• WRITTEN EXERCISE: Can you pull out each line of the data below that includes the word "Common"?

___ PROVIDED RECORDS ___

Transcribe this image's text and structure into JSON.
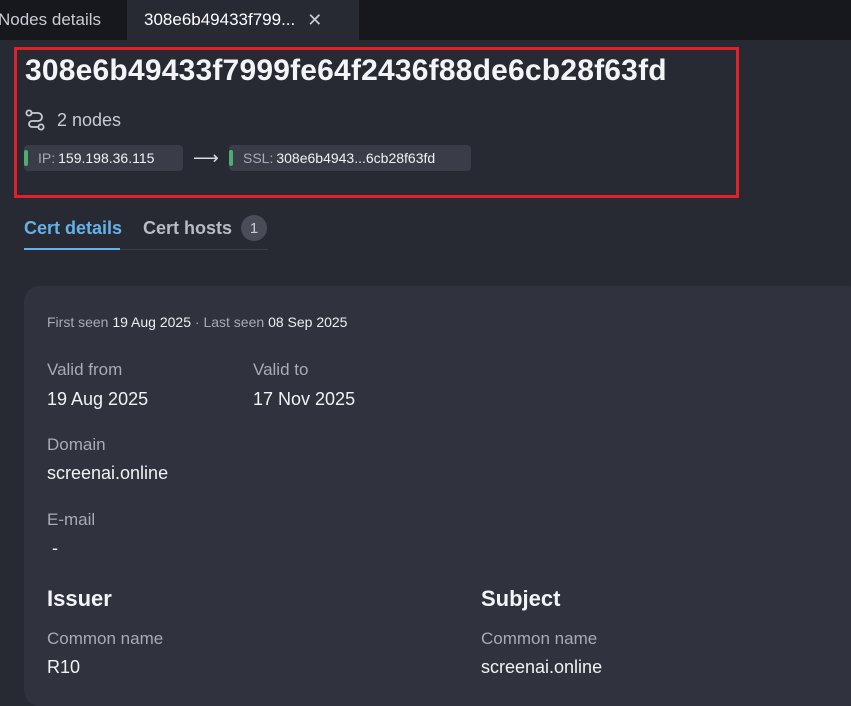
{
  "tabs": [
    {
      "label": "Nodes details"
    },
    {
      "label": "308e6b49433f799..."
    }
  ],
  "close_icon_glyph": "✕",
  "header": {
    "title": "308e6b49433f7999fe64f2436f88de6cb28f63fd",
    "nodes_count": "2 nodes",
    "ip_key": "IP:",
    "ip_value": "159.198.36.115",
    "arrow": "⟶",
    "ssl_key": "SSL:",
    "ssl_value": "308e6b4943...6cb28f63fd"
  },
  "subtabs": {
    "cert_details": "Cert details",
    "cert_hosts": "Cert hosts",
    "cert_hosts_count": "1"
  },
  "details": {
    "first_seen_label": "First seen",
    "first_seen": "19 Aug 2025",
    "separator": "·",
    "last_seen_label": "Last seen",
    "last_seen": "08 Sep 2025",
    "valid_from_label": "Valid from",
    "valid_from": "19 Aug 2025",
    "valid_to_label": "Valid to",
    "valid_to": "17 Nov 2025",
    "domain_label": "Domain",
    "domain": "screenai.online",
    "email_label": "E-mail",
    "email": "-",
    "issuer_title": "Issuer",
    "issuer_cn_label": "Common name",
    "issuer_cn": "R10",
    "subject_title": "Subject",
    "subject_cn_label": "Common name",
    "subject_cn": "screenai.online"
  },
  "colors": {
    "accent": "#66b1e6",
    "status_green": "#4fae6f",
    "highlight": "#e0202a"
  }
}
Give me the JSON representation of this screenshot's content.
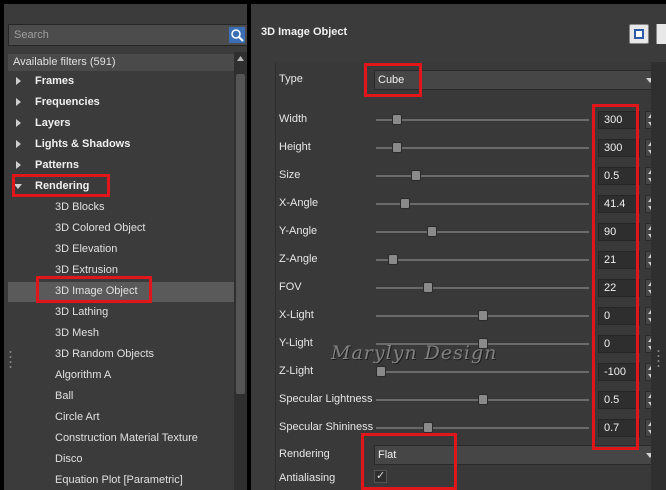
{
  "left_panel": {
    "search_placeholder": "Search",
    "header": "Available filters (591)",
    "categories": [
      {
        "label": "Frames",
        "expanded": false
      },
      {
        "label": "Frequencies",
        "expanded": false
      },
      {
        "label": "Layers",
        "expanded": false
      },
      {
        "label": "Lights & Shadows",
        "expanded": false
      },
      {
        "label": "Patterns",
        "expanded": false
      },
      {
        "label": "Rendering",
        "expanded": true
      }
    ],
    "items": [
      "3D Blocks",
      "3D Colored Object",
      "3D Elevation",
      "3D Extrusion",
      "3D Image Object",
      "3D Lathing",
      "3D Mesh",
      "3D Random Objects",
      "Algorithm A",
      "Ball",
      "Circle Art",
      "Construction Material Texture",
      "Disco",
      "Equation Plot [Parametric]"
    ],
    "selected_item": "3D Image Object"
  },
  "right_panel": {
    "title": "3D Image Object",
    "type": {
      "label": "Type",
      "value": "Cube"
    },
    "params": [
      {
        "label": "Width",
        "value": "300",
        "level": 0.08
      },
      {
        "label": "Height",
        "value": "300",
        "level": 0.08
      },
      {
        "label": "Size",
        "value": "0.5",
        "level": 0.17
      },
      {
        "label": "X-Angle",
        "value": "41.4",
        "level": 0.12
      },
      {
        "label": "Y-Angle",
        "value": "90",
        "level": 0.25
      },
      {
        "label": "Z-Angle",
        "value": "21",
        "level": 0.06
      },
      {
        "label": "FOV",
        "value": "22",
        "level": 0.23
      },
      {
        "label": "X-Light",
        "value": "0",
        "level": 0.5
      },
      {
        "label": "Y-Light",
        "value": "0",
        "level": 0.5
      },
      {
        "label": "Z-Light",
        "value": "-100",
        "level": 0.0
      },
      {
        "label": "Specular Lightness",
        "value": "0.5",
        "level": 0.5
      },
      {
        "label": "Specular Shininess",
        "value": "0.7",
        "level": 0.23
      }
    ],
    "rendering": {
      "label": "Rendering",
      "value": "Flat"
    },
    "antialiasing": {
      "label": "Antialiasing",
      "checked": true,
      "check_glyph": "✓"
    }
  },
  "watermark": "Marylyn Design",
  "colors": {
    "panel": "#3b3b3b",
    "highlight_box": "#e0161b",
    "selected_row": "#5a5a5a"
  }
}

___

• CORRECT RESPONSE:
    "issuer_cn_label": "Common name",
    "subject_cn_label": "Common name",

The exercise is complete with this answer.